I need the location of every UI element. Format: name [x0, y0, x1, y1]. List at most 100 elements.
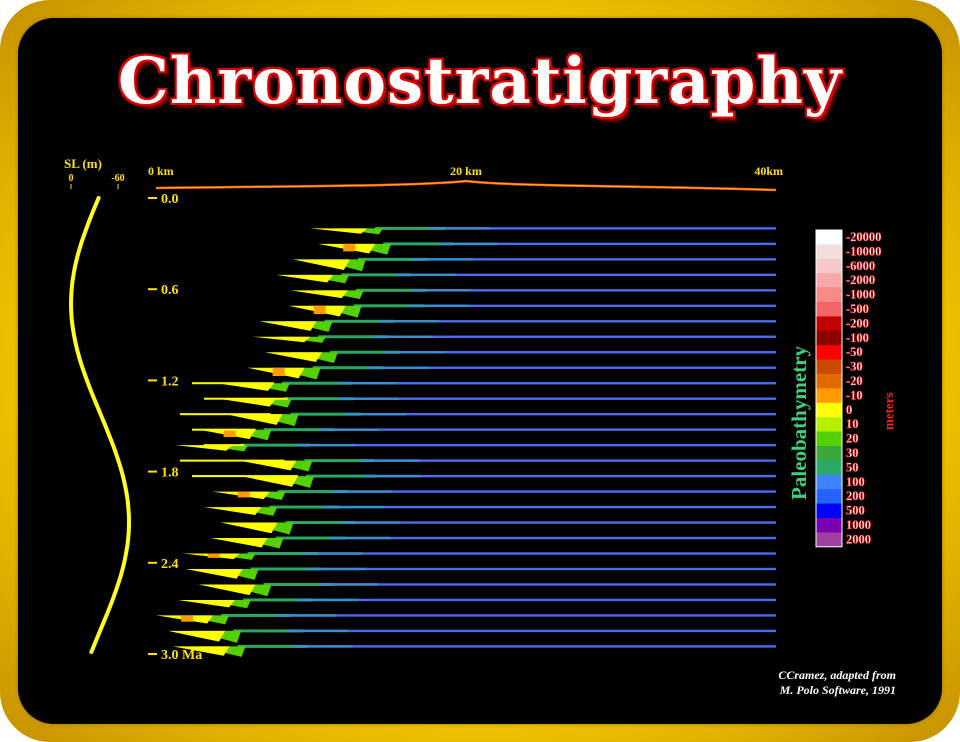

==

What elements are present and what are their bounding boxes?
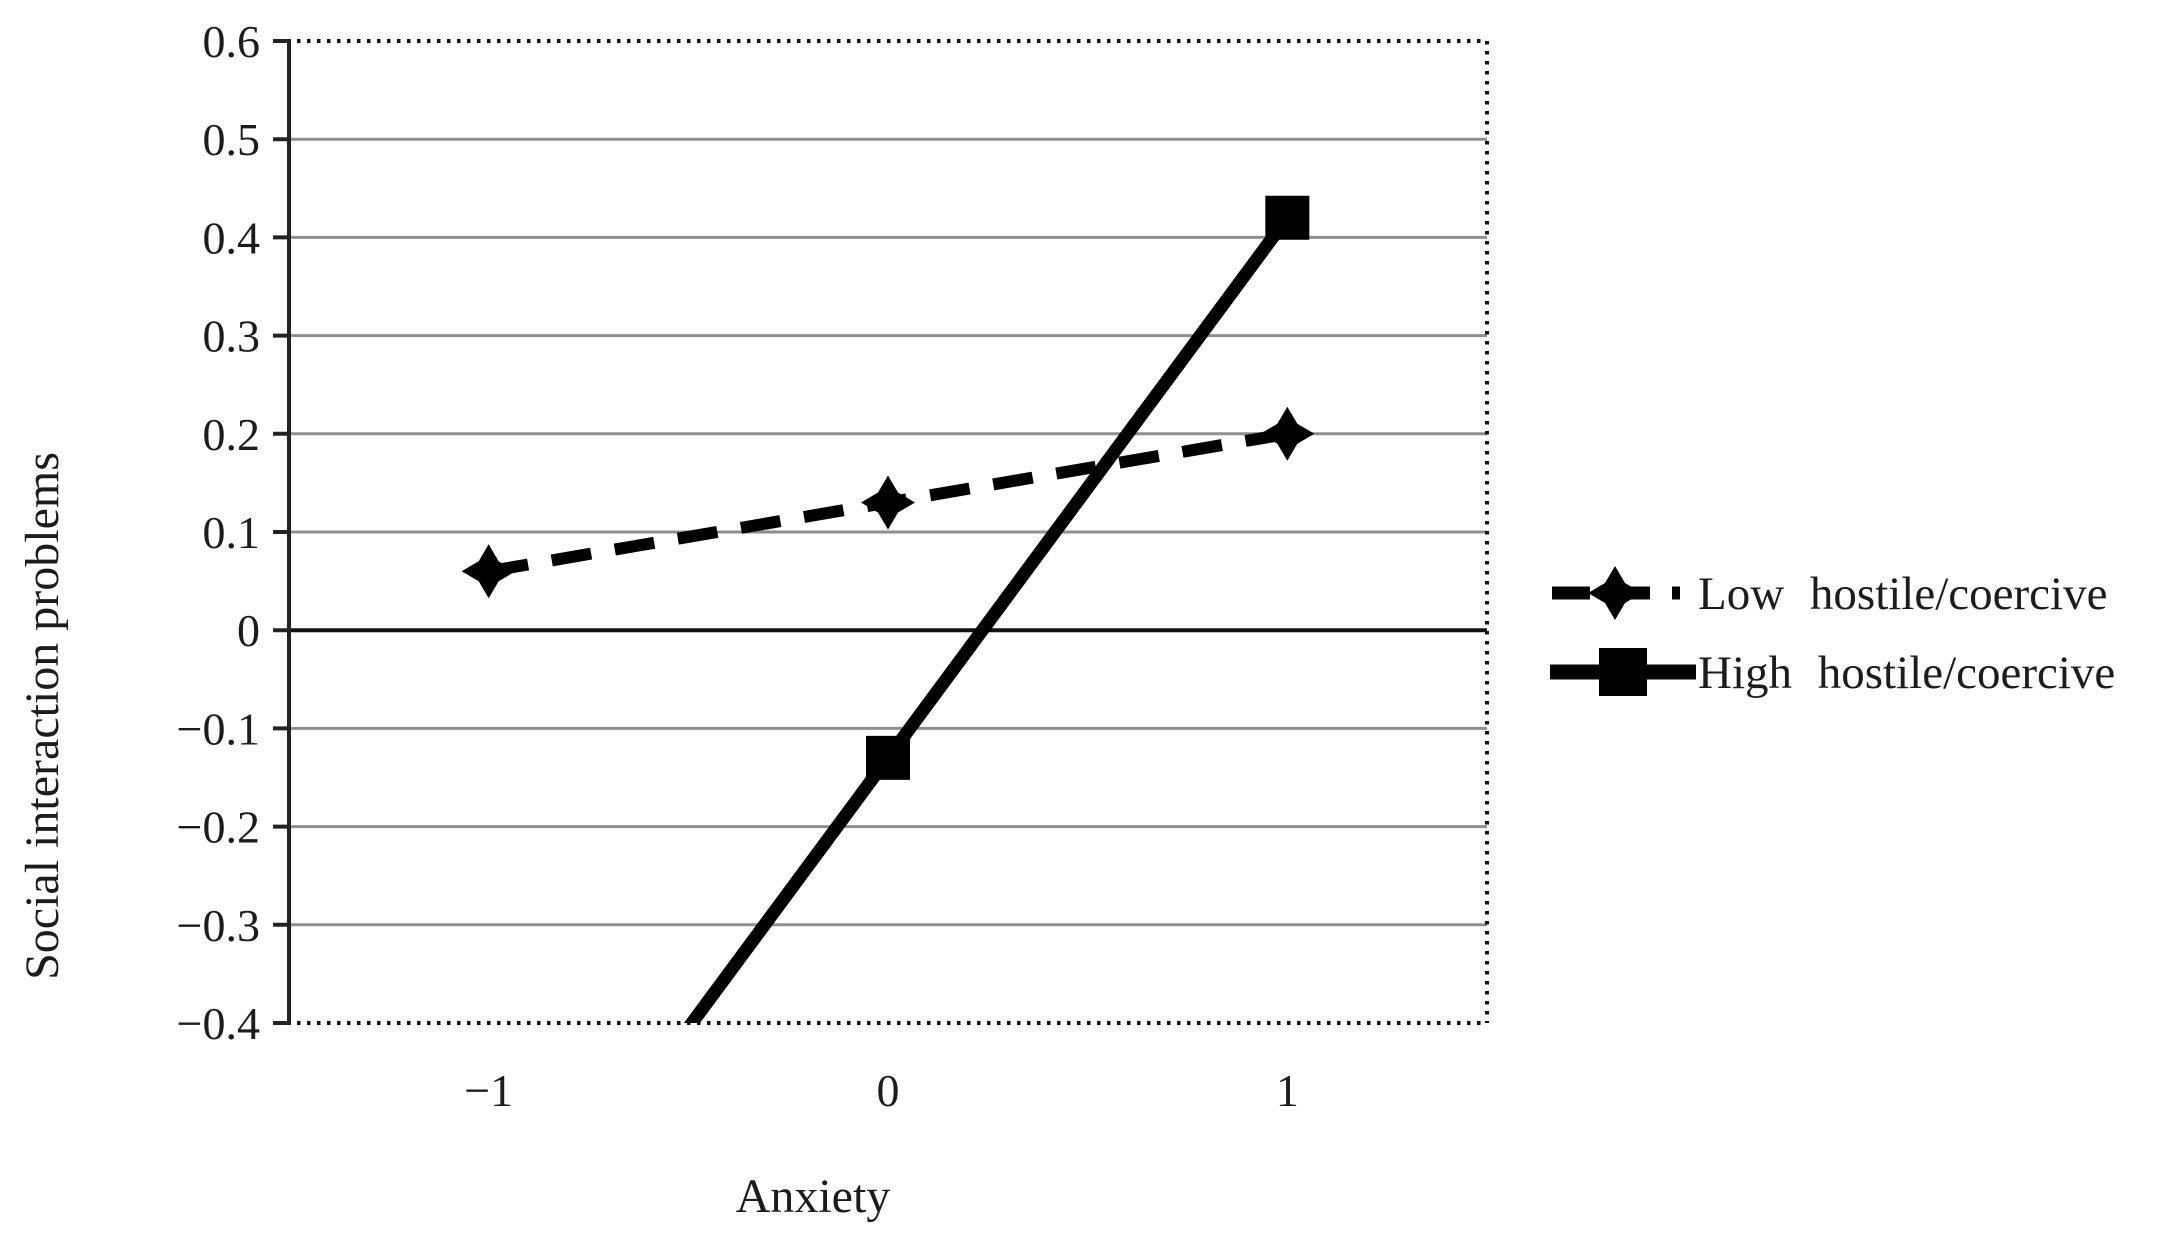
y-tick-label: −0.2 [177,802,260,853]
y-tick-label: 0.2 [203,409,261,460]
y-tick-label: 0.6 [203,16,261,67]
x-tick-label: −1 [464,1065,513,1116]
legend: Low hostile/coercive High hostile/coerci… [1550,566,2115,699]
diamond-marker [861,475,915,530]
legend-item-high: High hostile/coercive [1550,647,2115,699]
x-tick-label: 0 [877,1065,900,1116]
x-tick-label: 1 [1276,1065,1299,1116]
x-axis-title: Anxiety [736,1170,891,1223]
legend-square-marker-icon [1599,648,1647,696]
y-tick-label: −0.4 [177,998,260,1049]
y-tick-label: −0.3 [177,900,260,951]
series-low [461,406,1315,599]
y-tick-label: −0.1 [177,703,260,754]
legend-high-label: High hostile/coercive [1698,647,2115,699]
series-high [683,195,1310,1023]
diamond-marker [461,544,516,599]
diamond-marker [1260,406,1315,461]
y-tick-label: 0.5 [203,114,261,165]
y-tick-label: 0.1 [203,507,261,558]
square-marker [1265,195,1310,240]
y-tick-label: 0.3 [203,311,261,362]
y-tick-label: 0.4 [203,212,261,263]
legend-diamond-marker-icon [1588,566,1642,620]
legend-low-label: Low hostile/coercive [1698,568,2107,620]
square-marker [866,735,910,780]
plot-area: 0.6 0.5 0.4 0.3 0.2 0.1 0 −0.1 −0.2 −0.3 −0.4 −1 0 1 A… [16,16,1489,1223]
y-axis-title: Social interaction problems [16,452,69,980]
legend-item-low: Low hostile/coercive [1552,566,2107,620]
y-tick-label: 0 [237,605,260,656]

**Given instruction**
Copy the entries in the stretch from the line containing "What elements are" through the line containing "legend-item-high: High hostile/coercive", swapping "y-tick-label" for "y-axis-label" and keeping everything else the same. Leave the pictures out.

**Final answer**
What elements are present and what are their bounding boxes?
y-axis-label: −0.2 [177,802,260,853]
y-axis-label: 0.2 [203,409,261,460]
y-axis-label: 0.6 [203,16,261,67]
x-tick-label: −1 [464,1065,513,1116]
legend: Low hostile/coercive High hostile/coerci… [1550,566,2115,699]
diamond-marker [861,475,915,530]
legend-item-high: High hostile/coercive [1550,647,2115,699]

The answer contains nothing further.